## What you are asked to do
In your copy, reproduce the entries exactly as they are, minus the images.

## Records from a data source
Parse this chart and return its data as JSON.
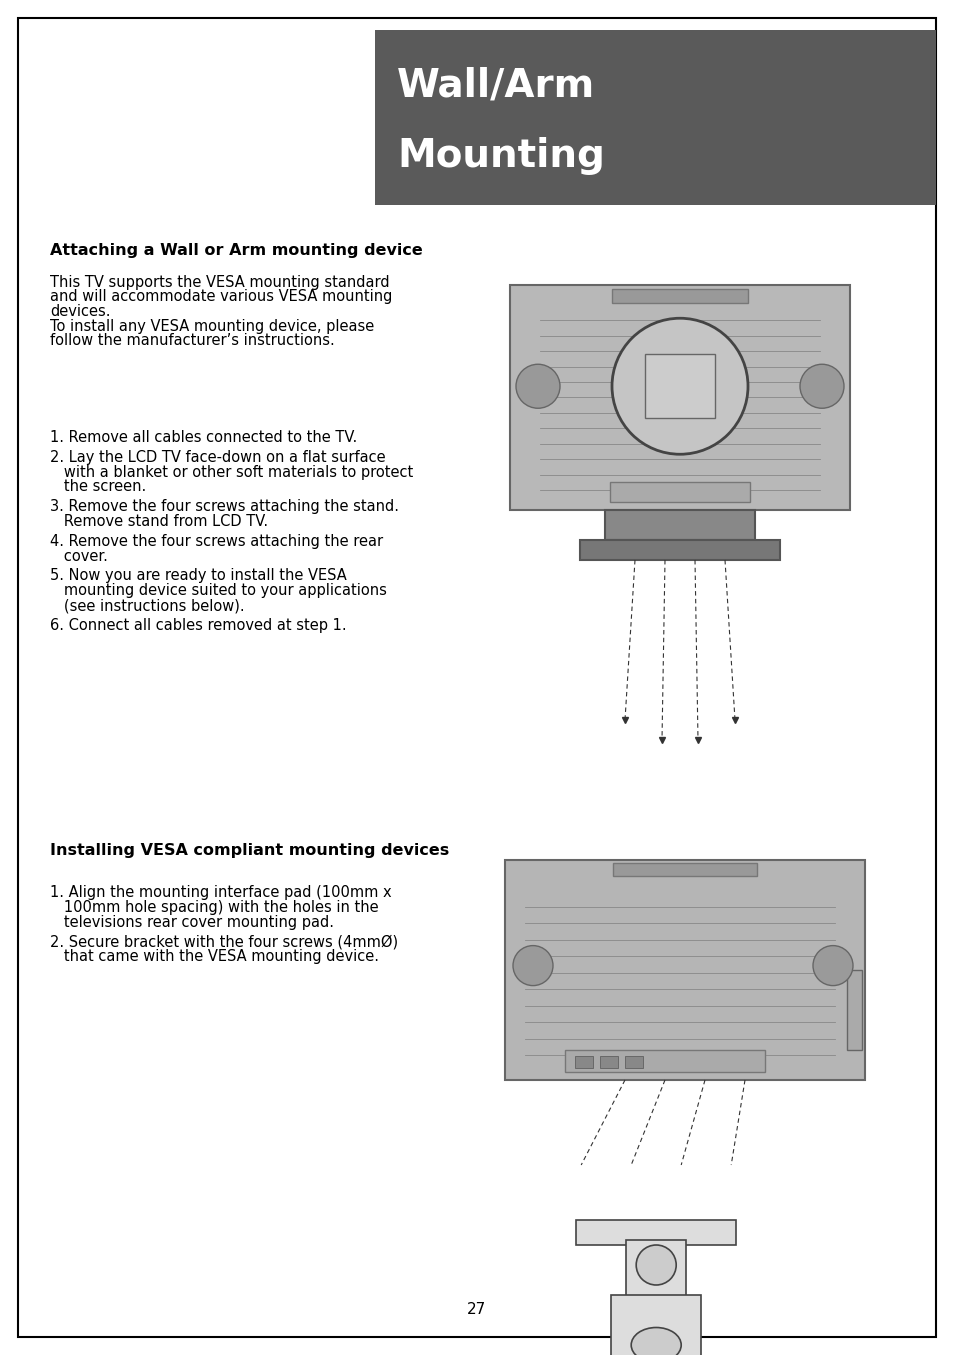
{
  "page_bg": "#ffffff",
  "border_color": "#000000",
  "header_bg": "#5a5a5a",
  "header_text_line1": "Wall/Arm",
  "header_text_line2": "Mounting",
  "header_text_color": "#ffffff",
  "section1_title": "Attaching a Wall or Arm mounting device",
  "section1_body_lines": [
    "This TV supports the VESA mounting standard",
    "and will accommodate various VESA mounting",
    "devices.",
    "To install any VESA mounting device, please",
    "follow the manufacturer’s instructions."
  ],
  "section1_steps": [
    [
      "1. Remove all cables connected to the TV."
    ],
    [
      "2. Lay the LCD TV face-down on a flat surface",
      "   with a blanket or other soft materials to protect",
      "   the screen."
    ],
    [
      "3. Remove the four screws attaching the stand.",
      "   Remove stand from LCD TV."
    ],
    [
      "4. Remove the four screws attaching the rear",
      "   cover."
    ],
    [
      "5. Now you are ready to install the VESA",
      "   mounting device suited to your applications",
      "   (see instructions below)."
    ],
    [
      "6. Connect all cables removed at step 1."
    ]
  ],
  "section2_title": "Installing VESA compliant mounting devices",
  "section2_steps": [
    [
      "1. Align the mounting interface pad (100mm x",
      "   100mm hole spacing) with the holes in the",
      "   televisions rear cover mounting pad."
    ],
    [
      "2. Secure bracket with the four screws (4mmØ)",
      "   that came with the VESA mounting device."
    ]
  ],
  "page_number": "27",
  "title_fontsize": 11.5,
  "body_fontsize": 10.5,
  "step_fontsize": 10.5,
  "header_fontsize": 28
}
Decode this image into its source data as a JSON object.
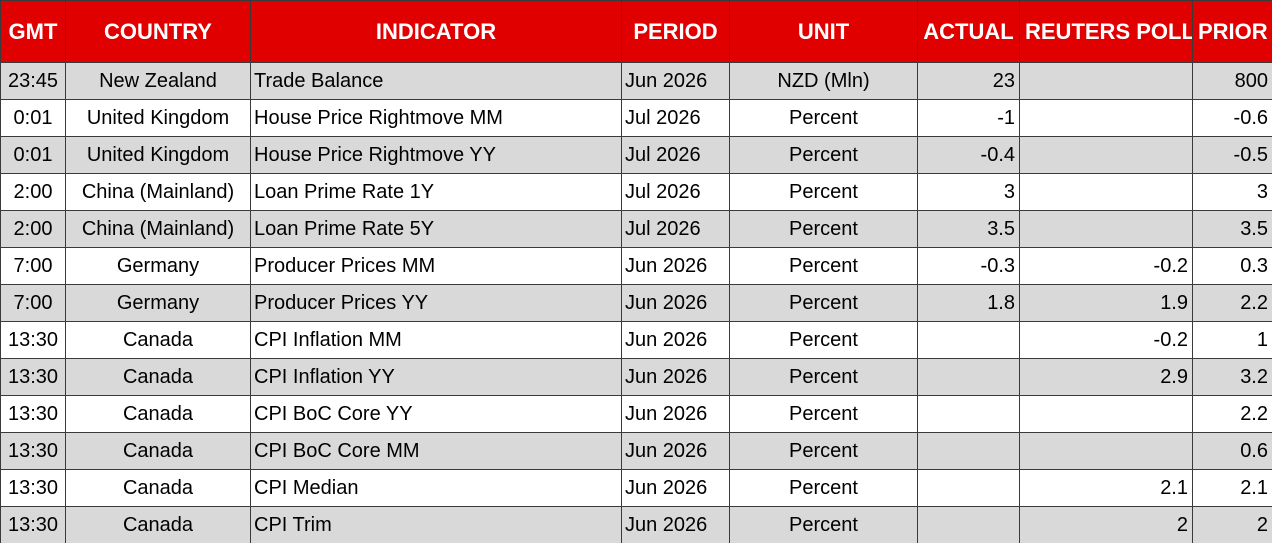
{
  "table": {
    "header": [
      "GMT",
      "COUNTRY",
      "INDICATOR",
      "PERIOD",
      "UNIT",
      "ACTUAL",
      "REUTERS POLL",
      "PRIOR"
    ],
    "rows": [
      [
        "23:45",
        "New Zealand",
        "Trade Balance",
        "Jun 2026",
        "NZD (Mln)",
        "23",
        null,
        "800"
      ],
      [
        "0:01",
        "United Kingdom",
        "House Price Rightmove MM",
        "Jul 2026",
        "Percent",
        "-1",
        null,
        "-0.6"
      ],
      [
        "0:01",
        "United Kingdom",
        "House Price Rightmove YY",
        "Jul 2026",
        "Percent",
        "-0.4",
        null,
        "-0.5"
      ],
      [
        "2:00",
        "China (Mainland)",
        "Loan Prime Rate 1Y",
        "Jul 2026",
        "Percent",
        "3",
        null,
        "3"
      ],
      [
        "2:00",
        "China (Mainland)",
        "Loan Prime Rate 5Y",
        "Jul 2026",
        "Percent",
        "3.5",
        null,
        "3.5"
      ],
      [
        "7:00",
        "Germany",
        "Producer Prices MM",
        "Jun 2026",
        "Percent",
        "-0.3",
        "-0.2",
        "0.3"
      ],
      [
        "7:00",
        "Germany",
        "Producer Prices YY",
        "Jun 2026",
        "Percent",
        "1.8",
        "1.9",
        "2.2"
      ],
      [
        "13:30",
        "Canada",
        "CPI Inflation MM",
        "Jun 2026",
        "Percent",
        null,
        "-0.2",
        "1"
      ],
      [
        "13:30",
        "Canada",
        "CPI Inflation YY",
        "Jun 2026",
        "Percent",
        null,
        "2.9",
        "3.2"
      ],
      [
        "13:30",
        "Canada",
        "CPI BoC Core YY",
        "Jun 2026",
        "Percent",
        null,
        null,
        "2.2"
      ],
      [
        "13:30",
        "Canada",
        "CPI BoC Core MM",
        "Jun 2026",
        "Percent",
        null,
        null,
        "0.6"
      ],
      [
        "13:30",
        "Canada",
        "CPI Median",
        "Jun 2026",
        "Percent",
        null,
        "2.1",
        "2.1"
      ],
      [
        "13:30",
        "Canada",
        "CPI Trim",
        "Jun 2026",
        "Percent",
        null,
        "2",
        "2"
      ]
    ]
  }
}
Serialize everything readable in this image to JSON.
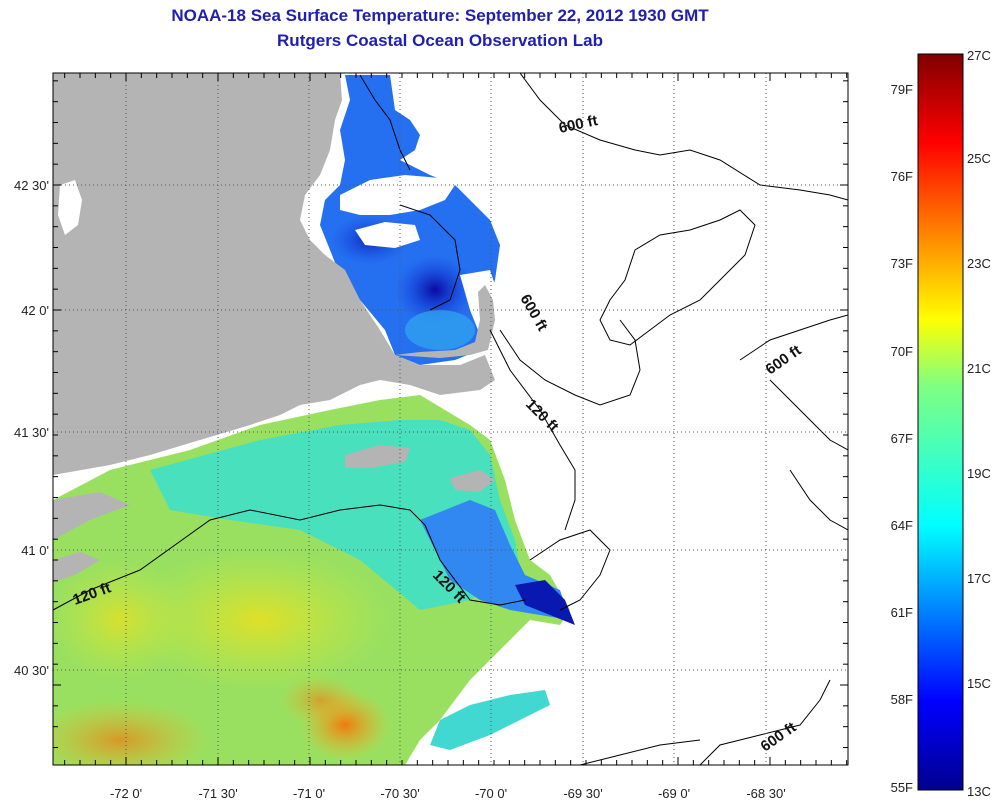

## Exercise result
Parse this chart and return its data as JSON.
{
  "page_bg": "#ffffff",
  "border_color": "#000000",
  "header_bg": "#5a5a5a",
  "header_text_line1": "Wall/Arm",
  "header_text_line2": "Mounting",
  "header_text_color": "#ffffff",
  "section1_title": "Attaching a Wall or Arm mounting device",
  "section1_body_lines": [
    "This TV supports the VESA mounting standard",
    "and will accommodate various VESA mounting",
    "devices.",
    "To install any VESA mounting device, please",
    "follow the manufacturer’s instructions."
  ],
  "section1_steps": [
    [
      "1. Remove all cables connected to the TV."
    ],
    [
      "2. Lay the LCD TV face-down on a flat surface",
      "   with a blanket or other soft materials to protect",
      "   the screen."
    ],
    [
      "3. Remove the four screws attaching the stand.",
      "   Remove stand from LCD TV."
    ],
    [
      "4. Remove the four screws attaching the rear",
      "   cover."
    ],
    [
      "5. Now you are ready to install the VESA",
      "   mounting device suited to your applications",
      "   (see instructions below)."
    ],
    [
      "6. Connect all cables removed at step 1."
    ]
  ],
  "section2_title": "Installing VESA compliant mounting devices",
  "section2_steps": [
    [
      "1. Align the mounting interface pad (100mm x",
      "   100mm hole spacing) with the holes in the",
      "   televisions rear cover mounting pad."
    ],
    [
      "2. Secure bracket with the four screws (4mmØ)",
      "   that came with the VESA mounting device."
    ]
  ],
  "page_number": "27",
  "title_fontsize": 11.5,
  "body_fontsize": 10.5,
  "step_fontsize": 10.5,
  "header_fontsize": 28
}
Decode this image into its source data as a JSON object.
{
  "table": {
    "header": [
      "GMT",
      "COUNTRY",
      "INDICATOR",
      "PERIOD",
      "UNIT",
      "ACTUAL",
      "REUTERS POLL",
      "PRIOR"
    ],
    "rows": [
      [
        "23:45",
        "New Zealand",
        "Trade Balance",
        "Jun 2026",
        "NZD (Mln)",
        "23",
        null,
        "800"
      ],
      [
        "0:01",
        "United Kingdom",
        "House Price Rightmove MM",
        "Jul 2026",
        "Percent",
        "-1",
        null,
        "-0.6"
      ],
      [
        "0:01",
        "United Kingdom",
        "House Price Rightmove YY",
        "Jul 2026",
        "Percent",
        "-0.4",
        null,
        "-0.5"
      ],
      [
        "2:00",
        "China (Mainland)",
        "Loan Prime Rate 1Y",
        "Jul 2026",
        "Percent",
        "3",
        null,
        "3"
      ],
      [
        "2:00",
        "China (Mainland)",
        "Loan Prime Rate 5Y",
        "Jul 2026",
        "Percent",
        "3.5",
        null,
        "3.5"
      ],
      [
        "7:00",
        "Germany",
        "Producer Prices MM",
        "Jun 2026",
        "Percent",
        "-0.3",
        "-0.2",
        "0.3"
      ],
      [
        "7:00",
        "Germany",
        "Producer Prices YY",
        "Jun 2026",
        "Percent",
        "1.8",
        "1.9",
        "2.2"
      ],
      [
        "13:30",
        "Canada",
        "CPI Inflation MM",
        "Jun 2026",
        "Percent",
        null,
        "-0.2",
        "1"
      ],
      [
        "13:30",
        "Canada",
        "CPI Inflation YY",
        "Jun 2026",
        "Percent",
        null,
        "2.9",
        "3.2"
      ],
      [
        "13:30",
        "Canada",
        "CPI BoC Core YY",
        "Jun 2026",
        "Percent",
        null,
        null,
        "2.2"
      ],
      [
        "13:30",
        "Canada",
        "CPI BoC Core MM",
        "Jun 2026",
        "Percent",
        null,
        null,
        "0.6"
      ],
      [
        "13:30",
        "Canada",
        "CPI Median",
        "Jun 2026",
        "Percent",
        null,
        "2.1",
        "2.1"
      ],
      [
        "13:30",
        "Canada",
        "CPI Trim",
        "Jun 2026",
        "Percent",
        null,
        "2",
        "2"
      ]
    ]
  }
}
Serialize everything readable in this image to JSON.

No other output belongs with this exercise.